_WHAT NEEDS TO BE DONE_
Repeat each entry in full, exactly.

[Excerpts from a figure dataset]
◇ ◇ ◇ ◇ ◇
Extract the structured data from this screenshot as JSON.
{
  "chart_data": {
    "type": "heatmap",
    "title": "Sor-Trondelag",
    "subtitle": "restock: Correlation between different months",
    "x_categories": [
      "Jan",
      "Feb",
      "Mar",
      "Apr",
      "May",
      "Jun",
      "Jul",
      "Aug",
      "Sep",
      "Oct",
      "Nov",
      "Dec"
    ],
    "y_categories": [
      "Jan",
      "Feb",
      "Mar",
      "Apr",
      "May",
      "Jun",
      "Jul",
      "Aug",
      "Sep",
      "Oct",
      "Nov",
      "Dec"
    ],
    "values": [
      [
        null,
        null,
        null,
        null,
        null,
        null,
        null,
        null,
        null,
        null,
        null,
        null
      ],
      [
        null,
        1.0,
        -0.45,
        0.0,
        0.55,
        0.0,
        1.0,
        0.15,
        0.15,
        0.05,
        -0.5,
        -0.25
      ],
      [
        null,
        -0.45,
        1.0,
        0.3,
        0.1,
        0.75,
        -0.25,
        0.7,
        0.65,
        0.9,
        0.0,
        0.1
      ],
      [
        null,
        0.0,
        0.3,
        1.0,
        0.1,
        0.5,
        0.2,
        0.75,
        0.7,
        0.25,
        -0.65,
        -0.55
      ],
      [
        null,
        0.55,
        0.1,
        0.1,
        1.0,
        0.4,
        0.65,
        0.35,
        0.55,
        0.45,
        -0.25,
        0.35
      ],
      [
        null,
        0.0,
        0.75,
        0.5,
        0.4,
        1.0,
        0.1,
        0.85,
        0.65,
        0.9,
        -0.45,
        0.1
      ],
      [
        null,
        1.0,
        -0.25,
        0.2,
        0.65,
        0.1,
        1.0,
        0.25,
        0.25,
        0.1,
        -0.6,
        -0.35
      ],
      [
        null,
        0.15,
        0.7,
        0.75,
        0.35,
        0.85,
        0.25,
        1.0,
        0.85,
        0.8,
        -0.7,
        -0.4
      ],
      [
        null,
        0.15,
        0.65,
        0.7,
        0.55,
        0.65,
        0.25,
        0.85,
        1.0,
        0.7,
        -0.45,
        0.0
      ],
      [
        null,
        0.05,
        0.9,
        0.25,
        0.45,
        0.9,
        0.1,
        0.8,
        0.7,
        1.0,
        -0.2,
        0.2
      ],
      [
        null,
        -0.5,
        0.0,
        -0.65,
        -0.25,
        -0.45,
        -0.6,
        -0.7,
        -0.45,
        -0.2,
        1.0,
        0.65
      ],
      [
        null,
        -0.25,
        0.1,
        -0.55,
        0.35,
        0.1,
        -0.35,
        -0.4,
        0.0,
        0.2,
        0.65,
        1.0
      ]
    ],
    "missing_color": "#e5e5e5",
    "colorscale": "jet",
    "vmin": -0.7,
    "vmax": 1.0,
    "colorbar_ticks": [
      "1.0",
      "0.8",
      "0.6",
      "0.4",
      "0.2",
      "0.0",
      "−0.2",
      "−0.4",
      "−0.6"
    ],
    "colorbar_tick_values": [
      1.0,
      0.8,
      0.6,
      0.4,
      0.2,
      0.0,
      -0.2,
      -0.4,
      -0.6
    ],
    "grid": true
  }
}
◇ ◇ ◇ ◇ ◇
_RESPONSE TO THE TASK_
Extract the structured data from this screenshot as JSON.
{
  "chart_data": {
    "type": "heatmap",
    "title": "Sor-Trondelag",
    "subtitle": "restock: Correlation between different months",
    "x_categories": [
      "Jan",
      "Feb",
      "Mar",
      "Apr",
      "May",
      "Jun",
      "Jul",
      "Aug",
      "Sep",
      "Oct",
      "Nov",
      "Dec"
    ],
    "y_categories": [
      "Jan",
      "Feb",
      "Mar",
      "Apr",
      "May",
      "Jun",
      "Jul",
      "Aug",
      "Sep",
      "Oct",
      "Nov",
      "Dec"
    ],
    "values": [
      [
        null,
        null,
        null,
        null,
        null,
        null,
        null,
        null,
        null,
        null,
        null,
        null
      ],
      [
        null,
        1.0,
        -0.45,
        0.0,
        0.55,
        0.0,
        1.0,
        0.15,
        0.15,
        0.05,
        -0.5,
        -0.25
      ],
      [
        null,
        -0.45,
        1.0,
        0.3,
        0.1,
        0.75,
        -0.25,
        0.7,
        0.65,
        0.9,
        0.0,
        0.1
      ],
      [
        null,
        0.0,
        0.3,
        1.0,
        0.1,
        0.5,
        0.2,
        0.75,
        0.7,
        0.25,
        -0.65,
        -0.55
      ],
      [
        null,
        0.55,
        0.1,
        0.1,
        1.0,
        0.4,
        0.65,
        0.35,
        0.55,
        0.45,
        -0.25,
        0.35
      ],
      [
        null,
        0.0,
        0.75,
        0.5,
        0.4,
        1.0,
        0.1,
        0.85,
        0.65,
        0.9,
        -0.45,
        0.1
      ],
      [
        null,
        1.0,
        -0.25,
        0.2,
        0.65,
        0.1,
        1.0,
        0.25,
        0.25,
        0.1,
        -0.6,
        -0.35
      ],
      [
        null,
        0.15,
        0.7,
        0.75,
        0.35,
        0.85,
        0.25,
        1.0,
        0.85,
        0.8,
        -0.7,
        -0.4
      ],
      [
        null,
        0.15,
        0.65,
        0.7,
        0.55,
        0.65,
        0.25,
        0.85,
        1.0,
        0.7,
        -0.45,
        0.0
      ],
      [
        null,
        0.05,
        0.9,
        0.25,
        0.45,
        0.9,
        0.1,
        0.8,
        0.7,
        1.0,
        -0.2,
        0.2
      ],
      [
        null,
        -0.5,
        0.0,
        -0.65,
        -0.25,
        -0.45,
        -0.6,
        -0.7,
        -0.45,
        -0.2,
        1.0,
        0.65
      ],
      [
        null,
        -0.25,
        0.1,
        -0.55,
        0.35,
        0.1,
        -0.35,
        -0.4,
        0.0,
        0.2,
        0.65,
        1.0
      ]
    ],
    "missing_color": "#e5e5e5",
    "colorscale": "jet",
    "vmin": -0.7,
    "vmax": 1.0,
    "colorbar_ticks": [
      "1.0",
      "0.8",
      "0.6",
      "0.4",
      "0.2",
      "0.0",
      "−0.2",
      "−0.4",
      "−0.6"
    ],
    "colorbar_tick_values": [
      1.0,
      0.8,
      0.6,
      0.4,
      0.2,
      0.0,
      -0.2,
      -0.4,
      -0.6
    ],
    "grid": true
  }
}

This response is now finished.